+++ DATA LINES +++

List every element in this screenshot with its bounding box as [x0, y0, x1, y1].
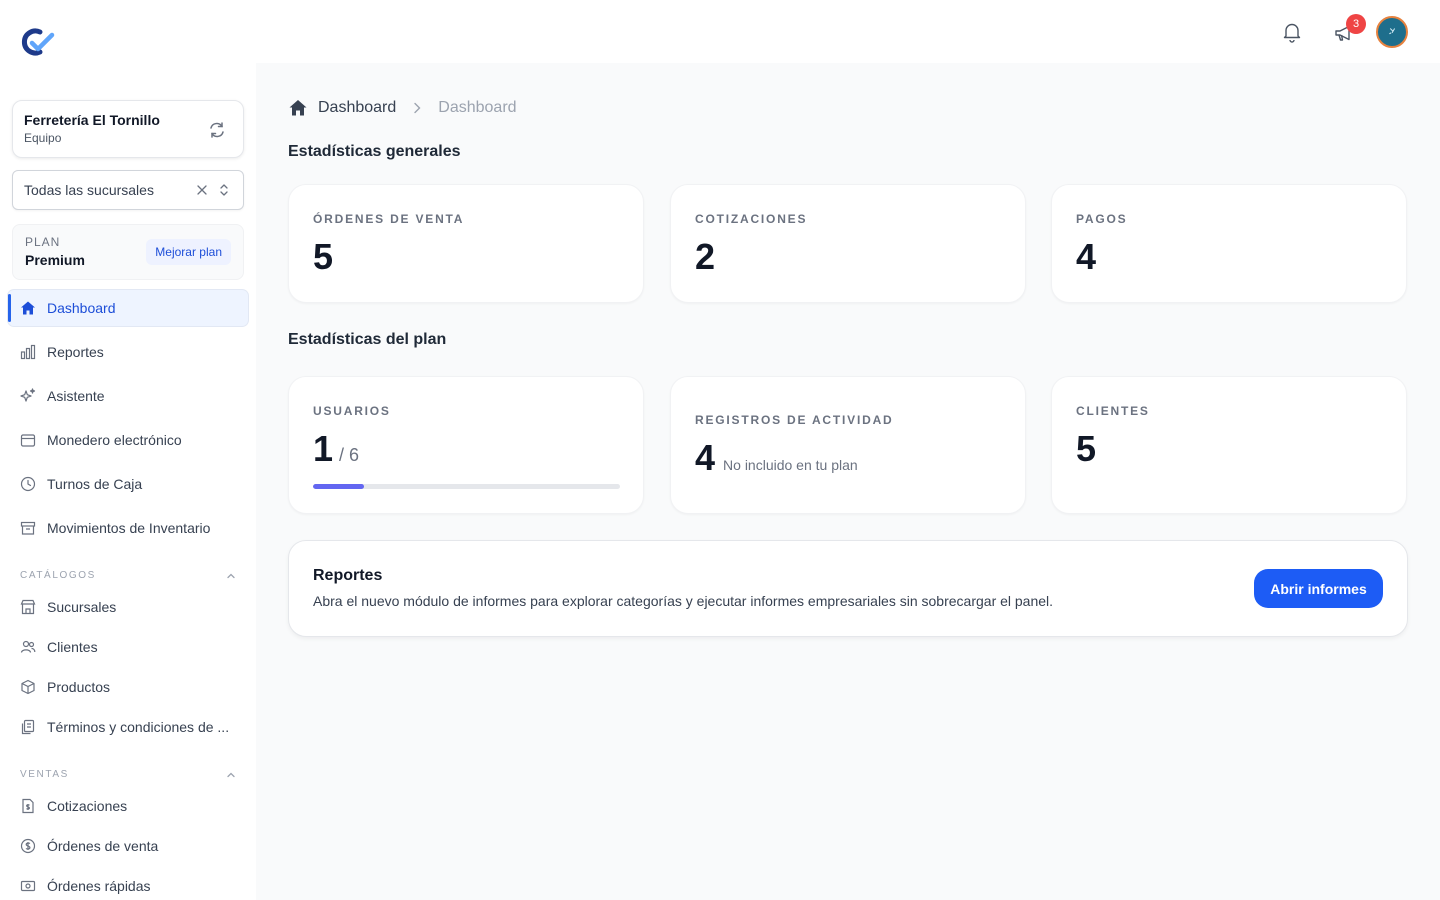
nav-item-movimientos-inventario[interactable]: Movimientos de Inventario: [8, 510, 248, 546]
organization-card[interactable]: Ferretería El Tornillo Equipo: [12, 100, 244, 158]
wallet-icon: [20, 434, 36, 447]
stat-value: 5: [1076, 428, 1097, 469]
section-heading: VENTAS: [20, 769, 69, 780]
stat-label: COTIZACIONES: [695, 212, 808, 226]
nav-label: Movimientos de Inventario: [47, 520, 211, 536]
branch-select[interactable]: Todas las sucursales: [12, 170, 244, 210]
stat-label: ÓRDENES DE VENTA: [313, 212, 465, 226]
nav-label: Cotizaciones: [47, 798, 128, 814]
nav-item-asistente[interactable]: Asistente: [8, 378, 248, 414]
stat-card-clients: CLIENTES 5: [1051, 376, 1407, 514]
nav-label: Monedero electrónico: [47, 432, 182, 448]
nav-item-clientes[interactable]: Clientes: [8, 629, 248, 665]
stat-card-activity-logs: REGISTROS DE ACTIVIDAD 4 No incluido en t…: [670, 376, 1026, 514]
stat-card-payments: PAGOS 4: [1051, 184, 1407, 303]
activity-note: No incluido en tu plan: [723, 457, 858, 473]
upgrade-plan-button[interactable]: Mejorar plan: [146, 239, 231, 265]
archive-icon: [20, 521, 36, 535]
open-reports-button[interactable]: Abrir informes: [1254, 569, 1383, 608]
stat-value: 4 No incluido en tu plan: [695, 437, 1001, 479]
switch-org-icon[interactable]: [207, 120, 227, 140]
sidebar: Ferretería El Tornillo Equipo Todas las …: [0, 0, 256, 900]
breadcrumb-current: Dashboard: [438, 99, 517, 116]
general-stats-title: Estadísticas generales: [288, 143, 461, 160]
users-count: 1: [313, 428, 334, 469]
users-progress-fill: [313, 484, 365, 489]
clock-icon: [20, 476, 36, 492]
topbar: [256, 0, 1440, 63]
nav-item-ordenes-venta[interactable]: Órdenes de venta: [8, 828, 248, 864]
section-heading: CATÁLOGOS: [20, 570, 96, 581]
stat-label: PAGOS: [1076, 212, 1128, 226]
documents-icon: [21, 719, 35, 735]
store-icon: [20, 599, 36, 615]
reports-card: Reportes Abra el nuevo módulo de informe…: [288, 540, 1408, 637]
stat-value: 1/ 6: [313, 428, 619, 470]
nav-label: Productos: [47, 679, 111, 695]
chevron-up-down-icon: [220, 184, 228, 196]
chevron-up-icon: [227, 573, 235, 578]
chevron-right-icon: [414, 102, 421, 114]
document-dollar-icon: [22, 798, 34, 814]
stat-value: 2: [695, 236, 716, 277]
users-limit: / 6: [339, 445, 360, 465]
app-logo[interactable]: [18, 26, 58, 58]
cube-icon: [21, 679, 35, 695]
activity-count: 4: [695, 437, 716, 478]
nav-item-productos[interactable]: Productos: [8, 669, 248, 705]
home-icon: [21, 301, 35, 315]
stat-label: USUARIOS: [313, 404, 391, 418]
nav-item-terminos[interactable]: Términos y condiciones de ...: [8, 709, 248, 745]
section-ventas[interactable]: VENTAS: [20, 769, 236, 780]
sparkles-icon: [20, 388, 36, 402]
stat-label: REGISTROS DE ACTIVIDAD: [695, 413, 894, 427]
plan-stats-title: Estadísticas del plan: [288, 331, 447, 348]
stat-label: CLIENTES: [1076, 404, 1150, 418]
nav-item-sucursales[interactable]: Sucursales: [8, 589, 248, 625]
reports-description: Abra el nuevo módulo de informes para ex…: [313, 593, 1054, 609]
stat-value: 5: [313, 236, 334, 277]
org-name: Ferretería El Tornillo: [24, 112, 160, 128]
nav-item-turnos-caja[interactable]: Turnos de Caja: [8, 466, 248, 502]
stat-value: 4: [1076, 236, 1097, 277]
stat-card-quotes: COTIZACIONES 2: [670, 184, 1026, 303]
nav-label: Asistente: [47, 388, 105, 404]
notification-badge: 3: [1346, 14, 1366, 34]
nav-label: Órdenes de venta: [47, 838, 159, 854]
avatar-pattern-icon: [1389, 28, 1396, 35]
nav-item-ordenes-rapidas[interactable]: Órdenes rápidas: [8, 868, 248, 900]
breadcrumb-item[interactable]: Dashboard: [318, 99, 396, 117]
nav-label: Términos y condiciones de ...: [47, 719, 230, 735]
nav-label: Órdenes rápidas: [47, 878, 151, 894]
reports-title: Reportes: [313, 567, 383, 584]
users-icon: [20, 640, 36, 653]
cash-icon: [20, 880, 36, 892]
stat-card-users: USUARIOS 1/ 6: [288, 376, 644, 514]
clear-icon[interactable]: [195, 183, 209, 197]
nav-label: Sucursales: [47, 599, 117, 615]
nav-label: Reportes: [47, 344, 104, 360]
branch-select-value: Todas las sucursales: [24, 182, 154, 198]
nav-item-dashboard[interactable]: Dashboard: [8, 290, 248, 326]
stat-card-sales-orders: ÓRDENES DE VENTA 5: [288, 184, 644, 303]
nav-label: Turnos de Caja: [47, 476, 143, 492]
breadcrumb: Dashboard Dashboard: [288, 97, 517, 119]
home-icon[interactable]: [288, 98, 308, 118]
section-catalogos[interactable]: CATÁLOGOS: [20, 570, 236, 581]
users-progress-bar: [313, 484, 620, 489]
nav-item-cotizaciones[interactable]: Cotizaciones: [8, 788, 248, 824]
nav-item-reportes[interactable]: Reportes: [8, 334, 248, 370]
nav-label: Clientes: [47, 639, 98, 655]
org-subtitle: Equipo: [24, 131, 62, 145]
nav-label: Dashboard: [47, 300, 116, 316]
currency-dollar-icon: [20, 838, 36, 854]
plan-box: PLAN Premium Mejorar plan: [12, 224, 244, 280]
nav-item-monedero[interactable]: Monedero electrónico: [8, 422, 248, 458]
bar-chart-icon: [20, 344, 36, 360]
chevron-up-icon: [227, 772, 235, 777]
avatar[interactable]: [1376, 16, 1408, 48]
bell-icon[interactable]: [1281, 21, 1303, 43]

+++

Please state only how many lines of the material above contain the string "módulo", treating uppercase and lowercase as different.

### EXERCISE RESULT
2